== Do this ==
Transcribe the entries that follow, word for word.

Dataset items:
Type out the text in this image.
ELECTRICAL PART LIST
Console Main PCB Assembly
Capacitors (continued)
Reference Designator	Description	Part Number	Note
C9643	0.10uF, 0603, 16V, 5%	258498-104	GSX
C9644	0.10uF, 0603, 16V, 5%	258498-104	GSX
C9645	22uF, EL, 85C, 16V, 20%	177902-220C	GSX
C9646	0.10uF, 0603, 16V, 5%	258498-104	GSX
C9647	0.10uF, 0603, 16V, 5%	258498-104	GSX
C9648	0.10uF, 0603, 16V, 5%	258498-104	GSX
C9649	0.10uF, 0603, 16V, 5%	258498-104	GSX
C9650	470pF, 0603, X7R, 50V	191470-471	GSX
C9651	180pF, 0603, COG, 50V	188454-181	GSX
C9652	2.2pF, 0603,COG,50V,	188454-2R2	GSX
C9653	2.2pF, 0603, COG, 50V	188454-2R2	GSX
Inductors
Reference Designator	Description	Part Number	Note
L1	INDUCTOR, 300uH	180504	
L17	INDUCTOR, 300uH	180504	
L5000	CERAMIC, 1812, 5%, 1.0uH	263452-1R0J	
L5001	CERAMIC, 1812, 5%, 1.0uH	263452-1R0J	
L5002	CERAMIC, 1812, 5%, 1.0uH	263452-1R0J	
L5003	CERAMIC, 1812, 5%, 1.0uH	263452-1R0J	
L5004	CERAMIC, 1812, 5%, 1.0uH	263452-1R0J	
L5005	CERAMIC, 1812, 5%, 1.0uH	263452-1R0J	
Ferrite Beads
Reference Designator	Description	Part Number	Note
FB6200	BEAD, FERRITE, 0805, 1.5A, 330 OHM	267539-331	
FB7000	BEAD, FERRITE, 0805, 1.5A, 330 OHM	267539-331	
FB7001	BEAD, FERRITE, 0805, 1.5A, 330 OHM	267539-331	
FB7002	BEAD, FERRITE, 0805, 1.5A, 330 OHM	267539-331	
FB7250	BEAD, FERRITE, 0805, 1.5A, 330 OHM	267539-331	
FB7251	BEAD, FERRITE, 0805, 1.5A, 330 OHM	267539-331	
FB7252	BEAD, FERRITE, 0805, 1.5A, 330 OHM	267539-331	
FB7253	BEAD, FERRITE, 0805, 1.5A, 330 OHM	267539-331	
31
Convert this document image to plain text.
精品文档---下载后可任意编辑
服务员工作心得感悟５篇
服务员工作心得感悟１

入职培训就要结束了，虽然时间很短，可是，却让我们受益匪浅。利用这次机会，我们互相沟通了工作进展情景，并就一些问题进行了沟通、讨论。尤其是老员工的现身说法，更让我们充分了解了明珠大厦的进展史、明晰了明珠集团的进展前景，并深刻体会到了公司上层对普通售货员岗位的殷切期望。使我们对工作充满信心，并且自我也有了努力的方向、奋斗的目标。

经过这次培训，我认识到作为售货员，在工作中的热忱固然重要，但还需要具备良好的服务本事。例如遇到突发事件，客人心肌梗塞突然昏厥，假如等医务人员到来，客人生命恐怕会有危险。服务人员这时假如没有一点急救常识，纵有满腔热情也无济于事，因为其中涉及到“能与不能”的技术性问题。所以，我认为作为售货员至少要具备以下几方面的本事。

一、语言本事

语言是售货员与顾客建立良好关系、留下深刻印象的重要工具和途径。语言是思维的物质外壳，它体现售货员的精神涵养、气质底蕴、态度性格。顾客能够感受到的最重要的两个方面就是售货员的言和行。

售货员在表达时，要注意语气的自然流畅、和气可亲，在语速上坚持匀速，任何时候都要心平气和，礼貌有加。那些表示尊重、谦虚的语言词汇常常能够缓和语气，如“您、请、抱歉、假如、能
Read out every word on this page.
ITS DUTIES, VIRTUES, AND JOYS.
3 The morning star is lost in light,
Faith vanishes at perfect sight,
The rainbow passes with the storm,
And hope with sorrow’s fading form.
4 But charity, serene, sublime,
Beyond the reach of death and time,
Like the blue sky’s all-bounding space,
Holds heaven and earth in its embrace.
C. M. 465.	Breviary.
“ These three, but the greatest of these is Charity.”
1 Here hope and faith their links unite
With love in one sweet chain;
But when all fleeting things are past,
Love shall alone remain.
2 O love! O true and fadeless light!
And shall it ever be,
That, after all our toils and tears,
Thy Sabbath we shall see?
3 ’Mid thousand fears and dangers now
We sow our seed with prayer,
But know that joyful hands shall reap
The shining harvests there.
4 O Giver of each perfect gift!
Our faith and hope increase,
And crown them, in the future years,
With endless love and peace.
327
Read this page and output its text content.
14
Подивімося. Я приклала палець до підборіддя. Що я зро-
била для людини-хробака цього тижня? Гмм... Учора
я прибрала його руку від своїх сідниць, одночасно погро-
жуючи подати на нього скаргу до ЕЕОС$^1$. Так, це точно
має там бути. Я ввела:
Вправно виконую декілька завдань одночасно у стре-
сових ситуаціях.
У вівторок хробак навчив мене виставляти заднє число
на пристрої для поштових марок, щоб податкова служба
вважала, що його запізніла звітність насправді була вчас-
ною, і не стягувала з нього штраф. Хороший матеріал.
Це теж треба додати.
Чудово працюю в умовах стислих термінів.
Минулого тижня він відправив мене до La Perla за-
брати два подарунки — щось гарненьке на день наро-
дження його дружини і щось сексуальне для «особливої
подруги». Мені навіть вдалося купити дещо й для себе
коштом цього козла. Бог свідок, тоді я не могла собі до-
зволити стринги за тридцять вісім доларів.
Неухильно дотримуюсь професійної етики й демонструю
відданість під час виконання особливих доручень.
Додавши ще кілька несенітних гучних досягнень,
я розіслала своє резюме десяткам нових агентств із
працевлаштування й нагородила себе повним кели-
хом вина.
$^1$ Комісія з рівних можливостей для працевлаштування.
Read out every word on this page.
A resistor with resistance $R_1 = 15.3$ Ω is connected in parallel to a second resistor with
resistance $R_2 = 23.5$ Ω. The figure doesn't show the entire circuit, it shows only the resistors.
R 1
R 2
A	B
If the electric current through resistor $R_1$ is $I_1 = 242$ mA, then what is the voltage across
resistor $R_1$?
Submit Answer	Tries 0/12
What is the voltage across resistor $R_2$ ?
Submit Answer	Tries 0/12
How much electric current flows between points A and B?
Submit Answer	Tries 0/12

== Exercise answer ==
Type out the text in this image.
ELECTRICAL PART LIST
Console Main PCB Assembly
Capacitors (continued)
Reference Designator	Description	Part Number	Note
C9643	0.10uF, 0603, 16V, 5%	258498-104	GSX
C9644	0.10uF, 0603, 16V, 5%	258498-104	GSX
C9645	22uF, EL, 85C, 16V, 20%	177902-220C	GSX
C9646	0.10uF, 0603, 16V, 5%	258498-104	GSX
C9647	0.10uF, 0603, 16V, 5%	258498-104	GSX
C9648	0.10uF, 0603, 16V, 5%	258498-104	GSX
C9649	0.10uF, 0603, 16V, 5%	258498-104	GSX
C9650	470pF, 0603, X7R, 50V	191470-471	GSX
C9651	180pF, 0603, COG, 50V	188454-181	GSX
C9652	2.2pF, 0603,COG,50V,	188454-2R2	GSX
C9653	2.2pF, 0603, COG, 50V	188454-2R2	GSX
Inductors
Reference Designator	Description	Part Number	Note
L1	INDUCTOR, 300uH	180504	
L17	INDUCTOR, 300uH	180504	
L5000	CERAMIC, 1812, 5%, 1.0uH	263452-1R0J	
L5001	CERAMIC, 1812, 5%, 1.0uH	263452-1R0J	
L5002	CERAMIC, 1812, 5%, 1.0uH	263452-1R0J	
L5003	CERAMIC, 1812, 5%, 1.0uH	263452-1R0J	
L5004	CERAMIC, 1812, 5%, 1.0uH	263452-1R0J	
L5005	CERAMIC, 1812, 5%, 1.0uH	263452-1R0J	
Ferrite Beads
Reference Designator	Description	Part Number	Note
FB6200	BEAD, FERRITE, 0805, 1.5A, 330 OHM	267539-331	
FB7000	BEAD, FERRITE, 0805, 1.5A, 330 OHM	267539-331	
FB7001	BEAD, FERRITE, 0805, 1.5A, 330 OHM	267539-331	
FB7002	BEAD, FERRITE, 0805, 1.5A, 330 OHM	267539-331	
FB7250	BEAD, FERRITE, 0805, 1.5A, 330 OHM	267539-331	
FB7251	BEAD, FERRITE, 0805, 1.5A, 330 OHM	267539-331	
FB7252	BEAD, FERRITE, 0805, 1.5A, 330 OHM	267539-331	
FB7253	BEAD, FERRITE, 0805, 1.5A, 330 OHM	267539-331	
31
Convert this document image to plain text.
精品文档---下载后可任意编辑
服务员工作心得感悟５篇
服务员工作心得感悟１

入职培训就要结束了，虽然时间很短，可是，却让我们受益匪浅。利用这次机会，我们互相沟通了工作进展情景，并就一些问题进行了沟通、讨论。尤其是老员工的现身说法，更让我们充分了解了明珠大厦的进展史、明晰了明珠集团的进展前景，并深刻体会到了公司上层对普通售货员岗位的殷切期望。使我们对工作充满信心，并且自我也有了努力的方向、奋斗的目标。

经过这次培训，我认识到作为售货员，在工作中的热忱固然重要，但还需要具备良好的服务本事。例如遇到突发事件，客人心肌梗塞突然昏厥，假如等医务人员到来，客人生命恐怕会有危险。服务人员这时假如没有一点急救常识，纵有满腔热情也无济于事，因为其中涉及到“能与不能”的技术性问题。所以，我认为作为售货员至少要具备以下几方面的本事。

一、语言本事

语言是售货员与顾客建立良好关系、留下深刻印象的重要工具和途径。语言是思维的物质外壳，它体现售货员的精神涵养、气质底蕴、态度性格。顾客能够感受到的最重要的两个方面就是售货员的言和行。

售货员在表达时，要注意语气的自然流畅、和气可亲，在语速上坚持匀速，任何时候都要心平气和，礼貌有加。那些表示尊重、谦虚的语言词汇常常能够缓和语气，如“您、请、抱歉、假如、能
Read out every word on this page.
ITS DUTIES, VIRTUES, AND JOYS.
3 The morning star is lost in light,
Faith vanishes at perfect sight,
The rainbow passes with the storm,
And hope with sorrow’s fading form.
4 But charity, serene, sublime,
Beyond the reach of death and time,
Like the blue sky’s all-bounding space,
Holds heaven and earth in its embrace.
C. M. 465.	Breviary.
“ These three, but the greatest of these is Charity.”
1 Here hope and faith their links unite
With love in one sweet chain;
But when all fleeting things are past,
Love shall alone remain.
2 O love! O true and fadeless light!
And shall it ever be,
That, after all our toils and tears,
Thy Sabbath we shall see?
3 ’Mid thousand fears and dangers now
We sow our seed with prayer,
But know that joyful hands shall reap
The shining harvests there.
4 O Giver of each perfect gift!
Our faith and hope increase,
And crown them, in the future years,
With endless love and peace.
327
Read this page and output its text content.
14
Подивімося. Я приклала палець до підборіддя. Що я зро-
била для людини-хробака цього тижня? Гмм... Учора
я прибрала його руку від своїх сідниць, одночасно погро-
жуючи подати на нього скаргу до ЕЕОС$^1$. Так, це точно
має там бути. Я ввела:
Вправно виконую декілька завдань одночасно у стре-
сових ситуаціях.
У вівторок хробак навчив мене виставляти заднє число
на пристрої для поштових марок, щоб податкова служба
вважала, що його запізніла звітність насправді була вчас-
ною, і не стягувала з нього штраф. Хороший матеріал.
Це теж треба додати.
Чудово працюю в умовах стислих термінів.
Минулого тижня він відправив мене до La Perla за-
брати два подарунки — щось гарненьке на день наро-
дження його дружини і щось сексуальне для «особливої
подруги». Мені навіть вдалося купити дещо й для себе
коштом цього козла. Бог свідок, тоді я не могла собі до-
зволити стринги за тридцять вісім доларів.
Неухильно дотримуюсь професійної етики й демонструю
відданість під час виконання особливих доручень.
Додавши ще кілька несенітних гучних досягнень,
я розіслала своє резюме десяткам нових агентств із
працевлаштування й нагородила себе повним кели-
хом вина.
$^1$ Комісія з рівних можливостей для працевлаштування.
Read out every word on this page.
A resistor with resistance $R_1 = 15.3$ Ω is connected in parallel to a second resistor with
resistance $R_2 = 23.5$ Ω. The figure doesn't show the entire circuit, it shows only the resistors.
R 1
R 2
A	B
If the electric current through resistor $R_1$ is $I_1 = 242$ mA, then what is the voltage across
resistor $R_1$?
Submit Answer	Tries 0/12
What is the voltage across resistor $R_2$ ?
Submit Answer	Tries 0/12
How much electric current flows between points A and B?
Submit Answer	Tries 0/12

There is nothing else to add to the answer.